◆ Directions for this task
Give every line back verbatim, dropping all images.

◆ The records
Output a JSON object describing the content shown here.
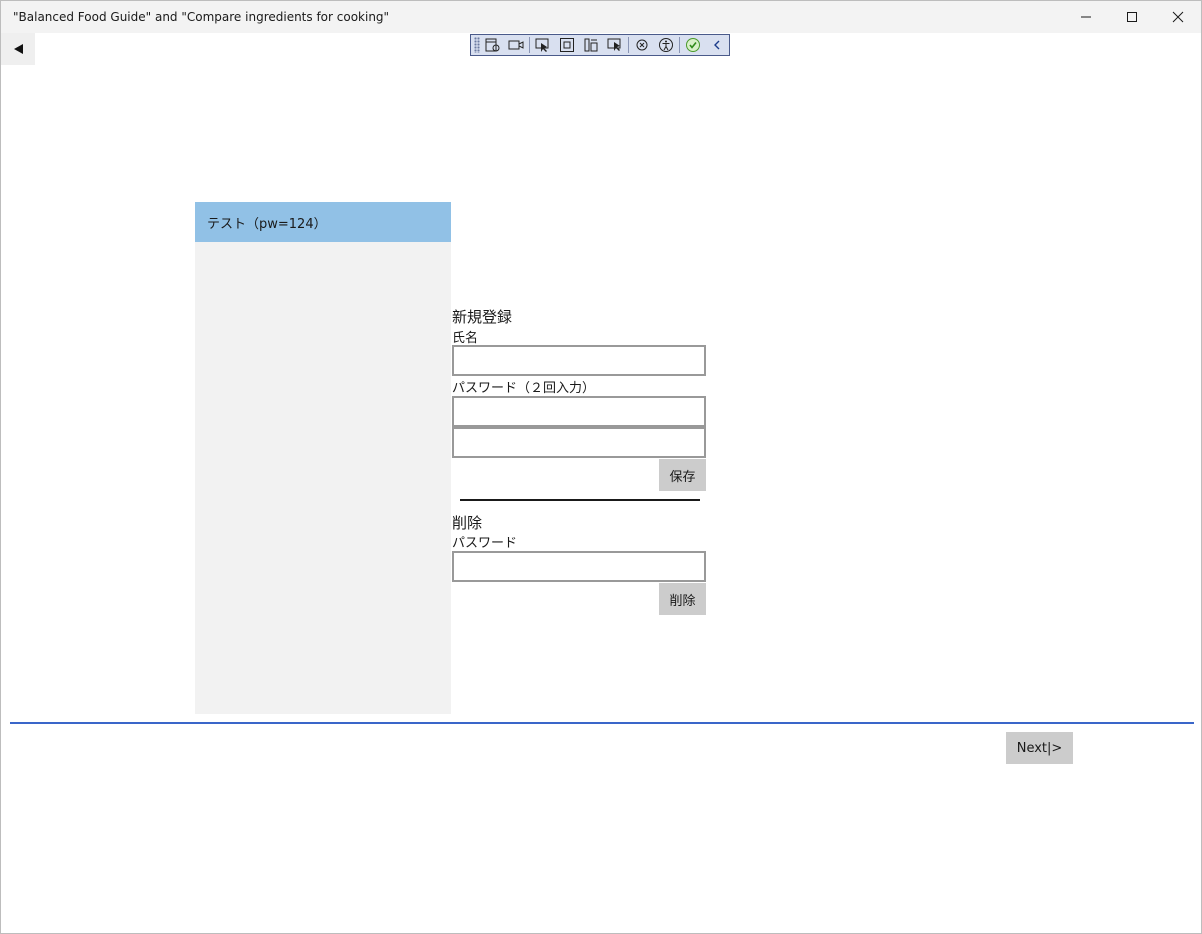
{
  "window": {
    "title": "\"Balanced Food Guide\" and \"Compare ingredients for cooking\""
  },
  "nav": {
    "back_icon": "back-arrow-icon"
  },
  "debug_toolbar": {
    "tools": [
      "live-visual-tree-icon",
      "record-icon",
      "select-element-icon",
      "display-layout-adorners-icon",
      "track-focus-icon",
      "hot-reload-icon",
      "binding-failures-icon",
      "accessibility-icon",
      "checkmark-icon",
      "collapse-chevron-icon"
    ]
  },
  "users": {
    "items": [
      {
        "label": "テスト（pw=124）"
      }
    ],
    "selected_color": "#91c1e6"
  },
  "register": {
    "heading": "新規登録",
    "name_label": "氏名",
    "name_value": "",
    "password_label": "パスワード（２回入力）",
    "password_value": "",
    "password_confirm_value": "",
    "save_label": "保存"
  },
  "delete_section": {
    "heading": "削除",
    "password_label": "パスワード",
    "password_value": "",
    "delete_label": "削除"
  },
  "footer": {
    "next_label": "Next|>",
    "divider_color": "#3a66c9"
  }
}
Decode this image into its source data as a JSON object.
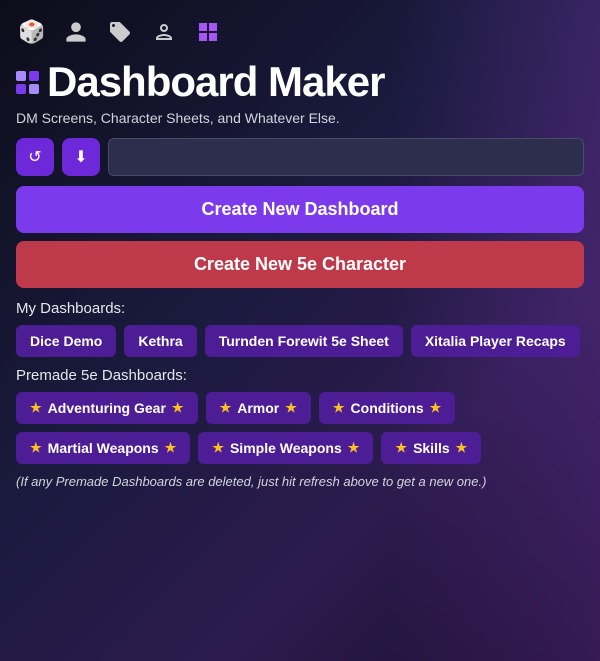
{
  "nav": {
    "icons": [
      {
        "name": "d20-icon",
        "symbol": "🎲"
      },
      {
        "name": "user-icon",
        "symbol": "👤"
      },
      {
        "name": "tag-icon",
        "symbol": "🏷"
      },
      {
        "name": "glasses-icon",
        "symbol": "👓"
      },
      {
        "name": "grid-icon",
        "symbol": "⊞"
      }
    ]
  },
  "header": {
    "title": "Dashboard Maker",
    "subtitle": "DM Screens, Character Sheets, and Whatever Else."
  },
  "toolbar": {
    "refresh_label": "↺",
    "download_label": "⬇",
    "search_placeholder": ""
  },
  "buttons": {
    "create_dashboard": "Create New Dashboard",
    "create_character": "Create New 5e Character"
  },
  "my_dashboards": {
    "label": "My Dashboards:",
    "items": [
      {
        "label": "Dice Demo"
      },
      {
        "label": "Kethra"
      },
      {
        "label": "Turnden Forewit 5e Sheet"
      },
      {
        "label": "Xitalia Player Recaps"
      }
    ]
  },
  "premade_dashboards": {
    "label": "Premade 5e Dashboards:",
    "items": [
      {
        "label": "Adventuring Gear"
      },
      {
        "label": "Armor"
      },
      {
        "label": "Conditions"
      },
      {
        "label": "Martial Weapons"
      },
      {
        "label": "Simple Weapons"
      },
      {
        "label": "Skills"
      }
    ],
    "note": "(If any Premade Dashboards are deleted, just hit refresh above to get a new one.)"
  }
}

◆ Completed exercise
Output a JSON object describing the content shown here.
{
  "window": {
    "title": "\"Balanced Food Guide\" and \"Compare ingredients for cooking\""
  },
  "nav": {
    "back_icon": "back-arrow-icon"
  },
  "debug_toolbar": {
    "tools": [
      "live-visual-tree-icon",
      "record-icon",
      "select-element-icon",
      "display-layout-adorners-icon",
      "track-focus-icon",
      "hot-reload-icon",
      "binding-failures-icon",
      "accessibility-icon",
      "checkmark-icon",
      "collapse-chevron-icon"
    ]
  },
  "users": {
    "items": [
      {
        "label": "テスト（pw=124）"
      }
    ],
    "selected_color": "#91c1e6"
  },
  "register": {
    "heading": "新規登録",
    "name_label": "氏名",
    "name_value": "",
    "password_label": "パスワード（２回入力）",
    "password_value": "",
    "password_confirm_value": "",
    "save_label": "保存"
  },
  "delete_section": {
    "heading": "削除",
    "password_label": "パスワード",
    "password_value": "",
    "delete_label": "削除"
  },
  "footer": {
    "next_label": "Next|>",
    "divider_color": "#3a66c9"
  }
}
Decode this image into its source data as a JSON object.
{
  "nav": {
    "icons": [
      {
        "name": "d20-icon",
        "symbol": "🎲"
      },
      {
        "name": "user-icon",
        "symbol": "👤"
      },
      {
        "name": "tag-icon",
        "symbol": "🏷"
      },
      {
        "name": "glasses-icon",
        "symbol": "👓"
      },
      {
        "name": "grid-icon",
        "symbol": "⊞"
      }
    ]
  },
  "header": {
    "title": "Dashboard Maker",
    "subtitle": "DM Screens, Character Sheets, and Whatever Else."
  },
  "toolbar": {
    "refresh_label": "↺",
    "download_label": "⬇",
    "search_placeholder": ""
  },
  "buttons": {
    "create_dashboard": "Create New Dashboard",
    "create_character": "Create New 5e Character"
  },
  "my_dashboards": {
    "label": "My Dashboards:",
    "items": [
      {
        "label": "Dice Demo"
      },
      {
        "label": "Kethra"
      },
      {
        "label": "Turnden Forewit 5e Sheet"
      },
      {
        "label": "Xitalia Player Recaps"
      }
    ]
  },
  "premade_dashboards": {
    "label": "Premade 5e Dashboards:",
    "items": [
      {
        "label": "Adventuring Gear"
      },
      {
        "label": "Armor"
      },
      {
        "label": "Conditions"
      },
      {
        "label": "Martial Weapons"
      },
      {
        "label": "Simple Weapons"
      },
      {
        "label": "Skills"
      }
    ],
    "note": "(If any Premade Dashboards are deleted, just hit refresh above to get a new one.)"
  }
}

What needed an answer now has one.